- Stated problem: Take down each entry exactly as written.

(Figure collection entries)

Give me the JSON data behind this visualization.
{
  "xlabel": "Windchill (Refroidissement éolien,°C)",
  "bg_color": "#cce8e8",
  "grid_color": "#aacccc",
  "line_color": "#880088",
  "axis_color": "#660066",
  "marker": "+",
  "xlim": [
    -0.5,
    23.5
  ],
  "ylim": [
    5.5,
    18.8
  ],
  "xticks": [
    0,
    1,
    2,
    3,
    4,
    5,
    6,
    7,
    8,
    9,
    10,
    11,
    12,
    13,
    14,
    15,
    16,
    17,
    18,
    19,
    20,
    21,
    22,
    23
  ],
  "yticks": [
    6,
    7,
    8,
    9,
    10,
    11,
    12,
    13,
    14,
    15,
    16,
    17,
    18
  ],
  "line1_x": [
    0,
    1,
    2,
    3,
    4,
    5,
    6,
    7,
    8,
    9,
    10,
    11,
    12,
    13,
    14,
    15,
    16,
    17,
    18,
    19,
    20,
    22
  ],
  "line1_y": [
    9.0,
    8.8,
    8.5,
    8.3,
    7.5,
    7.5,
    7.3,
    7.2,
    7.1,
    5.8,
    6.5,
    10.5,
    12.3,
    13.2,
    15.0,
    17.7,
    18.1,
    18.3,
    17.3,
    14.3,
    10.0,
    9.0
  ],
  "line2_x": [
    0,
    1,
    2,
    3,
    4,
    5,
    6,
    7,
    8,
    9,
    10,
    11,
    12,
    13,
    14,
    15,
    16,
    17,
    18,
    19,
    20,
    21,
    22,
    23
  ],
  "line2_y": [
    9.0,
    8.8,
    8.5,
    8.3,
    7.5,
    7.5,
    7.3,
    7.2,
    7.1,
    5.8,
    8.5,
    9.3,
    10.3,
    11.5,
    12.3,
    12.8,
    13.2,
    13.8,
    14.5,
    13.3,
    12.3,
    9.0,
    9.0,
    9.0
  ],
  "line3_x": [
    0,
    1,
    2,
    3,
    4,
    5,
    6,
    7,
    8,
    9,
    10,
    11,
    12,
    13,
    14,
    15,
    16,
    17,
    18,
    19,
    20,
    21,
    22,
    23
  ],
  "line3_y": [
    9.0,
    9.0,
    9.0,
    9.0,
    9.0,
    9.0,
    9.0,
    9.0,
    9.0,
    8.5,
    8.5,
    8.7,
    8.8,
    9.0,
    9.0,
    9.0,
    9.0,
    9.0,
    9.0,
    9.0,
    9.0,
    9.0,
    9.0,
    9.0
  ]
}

- Result of the task:
Give me the JSON data behind this visualization.
{
  "xlabel": "Windchill (Refroidissement éolien,°C)",
  "bg_color": "#cce8e8",
  "grid_color": "#aacccc",
  "line_color": "#880088",
  "axis_color": "#660066",
  "marker": "+",
  "xlim": [
    -0.5,
    23.5
  ],
  "ylim": [
    5.5,
    18.8
  ],
  "xticks": [
    0,
    1,
    2,
    3,
    4,
    5,
    6,
    7,
    8,
    9,
    10,
    11,
    12,
    13,
    14,
    15,
    16,
    17,
    18,
    19,
    20,
    21,
    22,
    23
  ],
  "yticks": [
    6,
    7,
    8,
    9,
    10,
    11,
    12,
    13,
    14,
    15,
    16,
    17,
    18
  ],
  "line1_x": [
    0,
    1,
    2,
    3,
    4,
    5,
    6,
    7,
    8,
    9,
    10,
    11,
    12,
    13,
    14,
    15,
    16,
    17,
    18,
    19,
    20,
    22
  ],
  "line1_y": [
    9.0,
    8.8,
    8.5,
    8.3,
    7.5,
    7.5,
    7.3,
    7.2,
    7.1,
    5.8,
    6.5,
    10.5,
    12.3,
    13.2,
    15.0,
    17.7,
    18.1,
    18.3,
    17.3,
    14.3,
    10.0,
    9.0
  ],
  "line2_x": [
    0,
    1,
    2,
    3,
    4,
    5,
    6,
    7,
    8,
    9,
    10,
    11,
    12,
    13,
    14,
    15,
    16,
    17,
    18,
    19,
    20,
    21,
    22,
    23
  ],
  "line2_y": [
    9.0,
    8.8,
    8.5,
    8.3,
    7.5,
    7.5,
    7.3,
    7.2,
    7.1,
    5.8,
    8.5,
    9.3,
    10.3,
    11.5,
    12.3,
    12.8,
    13.2,
    13.8,
    14.5,
    13.3,
    12.3,
    9.0,
    9.0,
    9.0
  ],
  "line3_x": [
    0,
    1,
    2,
    3,
    4,
    5,
    6,
    7,
    8,
    9,
    10,
    11,
    12,
    13,
    14,
    15,
    16,
    17,
    18,
    19,
    20,
    21,
    22,
    23
  ],
  "line3_y": [
    9.0,
    9.0,
    9.0,
    9.0,
    9.0,
    9.0,
    9.0,
    9.0,
    9.0,
    8.5,
    8.5,
    8.7,
    8.8,
    9.0,
    9.0,
    9.0,
    9.0,
    9.0,
    9.0,
    9.0,
    9.0,
    9.0,
    9.0,
    9.0
  ]
}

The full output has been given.